» PROBLEM DESCRIPTION:
Format the data from its first line through the line containing "- icon-glyph: [639, 102, 673, 129]" as a JSON list of strings, one string per line and no blank lines.

+--

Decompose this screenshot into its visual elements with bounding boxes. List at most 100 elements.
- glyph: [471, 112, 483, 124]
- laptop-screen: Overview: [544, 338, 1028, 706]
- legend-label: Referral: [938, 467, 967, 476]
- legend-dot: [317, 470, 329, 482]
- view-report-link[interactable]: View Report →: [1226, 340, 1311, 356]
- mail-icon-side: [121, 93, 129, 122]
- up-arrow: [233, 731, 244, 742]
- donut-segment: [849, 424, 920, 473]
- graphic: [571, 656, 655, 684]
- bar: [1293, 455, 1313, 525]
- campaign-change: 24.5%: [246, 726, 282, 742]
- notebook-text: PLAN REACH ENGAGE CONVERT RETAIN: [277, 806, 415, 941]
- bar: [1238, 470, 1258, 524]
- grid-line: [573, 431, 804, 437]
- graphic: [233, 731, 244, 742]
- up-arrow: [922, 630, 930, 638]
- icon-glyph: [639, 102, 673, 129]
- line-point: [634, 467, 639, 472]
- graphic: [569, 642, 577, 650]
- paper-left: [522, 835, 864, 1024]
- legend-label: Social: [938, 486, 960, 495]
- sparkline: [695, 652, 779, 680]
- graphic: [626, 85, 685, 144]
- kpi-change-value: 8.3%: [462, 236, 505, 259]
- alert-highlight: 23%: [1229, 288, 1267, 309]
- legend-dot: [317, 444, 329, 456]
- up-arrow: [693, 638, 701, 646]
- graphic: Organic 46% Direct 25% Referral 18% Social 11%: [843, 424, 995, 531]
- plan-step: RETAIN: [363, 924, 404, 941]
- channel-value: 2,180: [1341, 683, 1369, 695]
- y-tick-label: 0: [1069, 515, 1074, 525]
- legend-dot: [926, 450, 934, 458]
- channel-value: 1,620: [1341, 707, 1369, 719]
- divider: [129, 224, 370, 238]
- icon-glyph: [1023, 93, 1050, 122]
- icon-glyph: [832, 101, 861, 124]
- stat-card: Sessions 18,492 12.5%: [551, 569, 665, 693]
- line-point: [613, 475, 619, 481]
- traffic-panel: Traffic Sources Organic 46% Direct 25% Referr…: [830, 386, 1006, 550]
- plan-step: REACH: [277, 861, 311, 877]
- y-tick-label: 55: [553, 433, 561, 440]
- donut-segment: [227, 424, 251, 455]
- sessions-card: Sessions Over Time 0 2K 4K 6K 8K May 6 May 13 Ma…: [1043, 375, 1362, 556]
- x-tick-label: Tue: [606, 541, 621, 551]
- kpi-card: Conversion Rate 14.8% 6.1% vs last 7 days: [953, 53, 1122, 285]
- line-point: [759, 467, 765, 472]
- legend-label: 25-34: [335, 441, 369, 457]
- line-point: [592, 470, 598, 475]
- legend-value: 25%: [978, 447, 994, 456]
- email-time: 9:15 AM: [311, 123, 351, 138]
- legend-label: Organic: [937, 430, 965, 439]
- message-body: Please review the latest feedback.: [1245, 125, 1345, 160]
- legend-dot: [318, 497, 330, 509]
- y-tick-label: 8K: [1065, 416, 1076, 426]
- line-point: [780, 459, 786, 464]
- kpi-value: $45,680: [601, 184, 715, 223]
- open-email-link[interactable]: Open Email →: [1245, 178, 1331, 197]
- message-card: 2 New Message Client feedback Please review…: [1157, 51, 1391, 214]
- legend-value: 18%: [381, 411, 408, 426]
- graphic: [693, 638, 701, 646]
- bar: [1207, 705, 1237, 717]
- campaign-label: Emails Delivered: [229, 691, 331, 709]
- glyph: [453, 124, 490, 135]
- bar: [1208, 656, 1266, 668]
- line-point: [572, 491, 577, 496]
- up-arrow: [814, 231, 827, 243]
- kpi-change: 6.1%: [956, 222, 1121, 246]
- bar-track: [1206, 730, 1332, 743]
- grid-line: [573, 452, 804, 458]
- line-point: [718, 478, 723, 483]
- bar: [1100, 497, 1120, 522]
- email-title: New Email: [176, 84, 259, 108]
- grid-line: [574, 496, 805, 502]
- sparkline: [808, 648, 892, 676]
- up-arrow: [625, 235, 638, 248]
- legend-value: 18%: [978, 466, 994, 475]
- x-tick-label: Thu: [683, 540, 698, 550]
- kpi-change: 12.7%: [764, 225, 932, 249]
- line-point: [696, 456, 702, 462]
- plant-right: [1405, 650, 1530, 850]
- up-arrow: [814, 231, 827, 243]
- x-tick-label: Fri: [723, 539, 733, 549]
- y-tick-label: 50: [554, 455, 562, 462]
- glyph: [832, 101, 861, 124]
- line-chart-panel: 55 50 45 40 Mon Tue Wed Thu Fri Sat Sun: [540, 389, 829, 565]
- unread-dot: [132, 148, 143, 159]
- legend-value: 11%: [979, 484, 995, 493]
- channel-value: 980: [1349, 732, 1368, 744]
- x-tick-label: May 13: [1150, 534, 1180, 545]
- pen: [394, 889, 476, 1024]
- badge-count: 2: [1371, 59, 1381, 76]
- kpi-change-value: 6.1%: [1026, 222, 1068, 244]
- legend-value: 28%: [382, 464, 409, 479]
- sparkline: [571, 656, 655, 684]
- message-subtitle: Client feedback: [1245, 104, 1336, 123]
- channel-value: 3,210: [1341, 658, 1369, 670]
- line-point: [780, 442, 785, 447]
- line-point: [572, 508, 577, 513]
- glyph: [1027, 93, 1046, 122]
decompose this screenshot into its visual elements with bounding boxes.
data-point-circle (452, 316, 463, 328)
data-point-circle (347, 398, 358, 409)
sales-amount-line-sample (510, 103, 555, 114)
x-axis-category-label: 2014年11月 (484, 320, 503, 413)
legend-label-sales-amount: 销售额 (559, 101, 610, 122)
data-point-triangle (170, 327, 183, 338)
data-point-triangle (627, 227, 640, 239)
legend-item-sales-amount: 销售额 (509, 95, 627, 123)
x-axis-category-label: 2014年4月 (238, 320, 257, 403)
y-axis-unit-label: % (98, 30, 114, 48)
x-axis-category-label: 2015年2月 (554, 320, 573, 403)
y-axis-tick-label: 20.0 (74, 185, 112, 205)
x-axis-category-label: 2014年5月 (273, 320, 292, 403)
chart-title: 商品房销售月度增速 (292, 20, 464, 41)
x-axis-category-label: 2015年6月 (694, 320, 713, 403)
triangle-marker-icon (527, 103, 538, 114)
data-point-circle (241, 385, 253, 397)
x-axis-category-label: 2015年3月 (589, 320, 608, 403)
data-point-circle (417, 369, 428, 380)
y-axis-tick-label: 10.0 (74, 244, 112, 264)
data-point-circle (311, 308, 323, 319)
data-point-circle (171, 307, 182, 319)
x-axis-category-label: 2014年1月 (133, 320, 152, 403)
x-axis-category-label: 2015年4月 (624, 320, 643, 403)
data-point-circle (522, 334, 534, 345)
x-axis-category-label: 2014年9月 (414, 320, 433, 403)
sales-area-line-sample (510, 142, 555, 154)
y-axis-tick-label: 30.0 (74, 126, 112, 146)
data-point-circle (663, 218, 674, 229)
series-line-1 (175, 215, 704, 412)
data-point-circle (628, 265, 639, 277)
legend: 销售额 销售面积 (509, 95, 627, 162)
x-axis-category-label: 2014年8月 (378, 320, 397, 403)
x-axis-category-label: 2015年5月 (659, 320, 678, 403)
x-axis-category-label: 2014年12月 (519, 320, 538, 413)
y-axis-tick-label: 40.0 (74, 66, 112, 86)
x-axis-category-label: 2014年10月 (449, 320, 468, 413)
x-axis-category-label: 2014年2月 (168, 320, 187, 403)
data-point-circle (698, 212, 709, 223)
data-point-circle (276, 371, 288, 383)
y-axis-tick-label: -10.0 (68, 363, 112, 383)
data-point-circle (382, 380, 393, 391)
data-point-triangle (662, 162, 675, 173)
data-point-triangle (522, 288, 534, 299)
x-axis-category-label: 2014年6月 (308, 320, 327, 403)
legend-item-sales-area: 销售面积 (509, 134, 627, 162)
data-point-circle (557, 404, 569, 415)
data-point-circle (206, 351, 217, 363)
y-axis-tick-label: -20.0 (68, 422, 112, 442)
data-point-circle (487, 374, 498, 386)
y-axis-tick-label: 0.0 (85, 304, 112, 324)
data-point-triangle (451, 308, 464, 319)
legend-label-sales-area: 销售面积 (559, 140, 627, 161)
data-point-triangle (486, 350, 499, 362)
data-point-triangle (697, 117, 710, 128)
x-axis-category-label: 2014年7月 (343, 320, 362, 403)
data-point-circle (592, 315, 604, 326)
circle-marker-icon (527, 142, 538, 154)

+--

» THE REPLY:
[
  "Decompose this screenshot into its visual elements with bounding boxes. List at most 100 elements.",
  "- glyph: [471, 112, 483, 124]",
  "- laptop-screen: Overview: [544, 338, 1028, 706]",
  "- legend-label: Referral: [938, 467, 967, 476]",
  "- legend-dot: [317, 470, 329, 482]",
  "- view-report-link[interactable]: View Report →: [1226, 340, 1311, 356]",
  "- mail-icon-side: [121, 93, 129, 122]",
  "- up-arrow: [233, 731, 244, 742]",
  "- donut-segment: [849, 424, 920, 473]",
  "- graphic: [571, 656, 655, 684]",
  "- bar: [1293, 455, 1313, 525]",
  "- campaign-change: 24.5%: [246, 726, 282, 742]",
  "- notebook-text: PLAN REACH ENGAGE CONVERT RETAIN: [277, 806, 415, 941]",
  "- bar: [1238, 470, 1258, 524]",
  "- grid-line: [573, 431, 804, 437]",
  "- graphic: [233, 731, 244, 742]",
  "- up-arrow: [922, 630, 930, 638]",
  "- icon-glyph: [639, 102, 673, 129]"
]